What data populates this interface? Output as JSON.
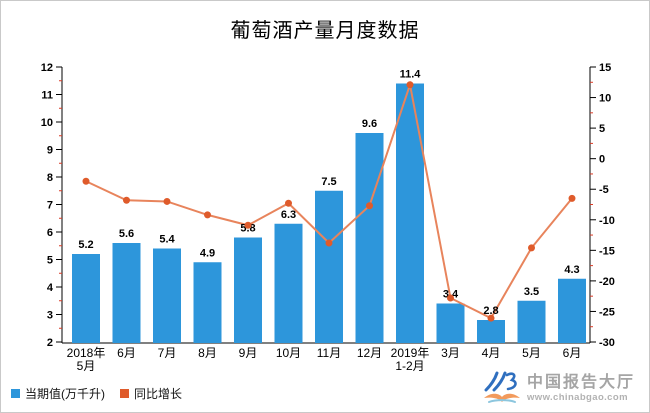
{
  "title": "葡萄酒产量月度数据",
  "watermark": {
    "name": "中国报告大厅",
    "url": "www.chinabgao.com"
  },
  "legend": {
    "items": [
      {
        "label": "当期值(万千升)"
      },
      {
        "label": "同比增长"
      }
    ]
  },
  "chart_data": {
    "type": "bar",
    "subtype": "bar+line dual-axis combo",
    "title": "葡萄酒产量月度数据",
    "categories": [
      "2018年\n5月",
      "6月",
      "7月",
      "8月",
      "9月",
      "10月",
      "11月",
      "12月",
      "2019年\n1-2月",
      "3月",
      "4月",
      "5月",
      "6月"
    ],
    "series": [
      {
        "name": "当期值(万千升)",
        "type": "bar",
        "axis": "left",
        "color": "#2D96DB",
        "values": [
          5.2,
          5.6,
          5.4,
          4.9,
          5.8,
          6.3,
          7.5,
          9.6,
          11.4,
          3.4,
          2.8,
          3.5,
          4.3
        ]
      },
      {
        "name": "同比增长",
        "type": "line",
        "axis": "right",
        "color": "#E8845C",
        "marker_color": "#DF5B2B",
        "unit": "%",
        "values": [
          -3.7,
          -6.8,
          -7.0,
          -9.2,
          -10.9,
          -7.3,
          -13.8,
          -7.7,
          12.1,
          -22.8,
          -26.1,
          -14.6,
          -6.5
        ]
      }
    ],
    "left_axis": {
      "min": 2,
      "max": 12,
      "major_step": 1,
      "minor_step": 0.5,
      "ticks": [
        2,
        3,
        4,
        5,
        6,
        7,
        8,
        9,
        10,
        11,
        12
      ]
    },
    "right_axis": {
      "min": -30,
      "max": 15,
      "major_step": 5,
      "minor_step": 2.5,
      "ticks": [
        -30,
        -25,
        -20,
        -15,
        -10,
        -5,
        0,
        5,
        10,
        15
      ]
    },
    "grid": false,
    "legend_position": "bottom-left",
    "colors": {
      "axis": "#000000",
      "minor_tick": "#D93A26",
      "bar": "#2D96DB",
      "line": "#E8845C",
      "marker": "#DF5B2B"
    }
  }
}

---

Short problem: Your task is to retype all the entries exactly and leave out any pictures.

Exercise response:
What data populates this interface? Output as JSON.
{
  "title": "葡萄酒产量月度数据",
  "watermark": {
    "name": "中国报告大厅",
    "url": "www.chinabgao.com"
  },
  "legend": {
    "items": [
      {
        "label": "当期值(万千升)"
      },
      {
        "label": "同比增长"
      }
    ]
  },
  "chart_data": {
    "type": "bar",
    "subtype": "bar+line dual-axis combo",
    "title": "葡萄酒产量月度数据",
    "categories": [
      "2018年\n5月",
      "6月",
      "7月",
      "8月",
      "9月",
      "10月",
      "11月",
      "12月",
      "2019年\n1-2月",
      "3月",
      "4月",
      "5月",
      "6月"
    ],
    "series": [
      {
        "name": "当期值(万千升)",
        "type": "bar",
        "axis": "left",
        "color": "#2D96DB",
        "values": [
          5.2,
          5.6,
          5.4,
          4.9,
          5.8,
          6.3,
          7.5,
          9.6,
          11.4,
          3.4,
          2.8,
          3.5,
          4.3
        ]
      },
      {
        "name": "同比增长",
        "type": "line",
        "axis": "right",
        "color": "#E8845C",
        "marker_color": "#DF5B2B",
        "unit": "%",
        "values": [
          -3.7,
          -6.8,
          -7.0,
          -9.2,
          -10.9,
          -7.3,
          -13.8,
          -7.7,
          12.1,
          -22.8,
          -26.1,
          -14.6,
          -6.5
        ]
      }
    ],
    "left_axis": {
      "min": 2,
      "max": 12,
      "major_step": 1,
      "minor_step": 0.5,
      "ticks": [
        2,
        3,
        4,
        5,
        6,
        7,
        8,
        9,
        10,
        11,
        12
      ]
    },
    "right_axis": {
      "min": -30,
      "max": 15,
      "major_step": 5,
      "minor_step": 2.5,
      "ticks": [
        -30,
        -25,
        -20,
        -15,
        -10,
        -5,
        0,
        5,
        10,
        15
      ]
    },
    "grid": false,
    "legend_position": "bottom-left",
    "colors": {
      "axis": "#000000",
      "minor_tick": "#D93A26",
      "bar": "#2D96DB",
      "line": "#E8845C",
      "marker": "#DF5B2B"
    }
  }
}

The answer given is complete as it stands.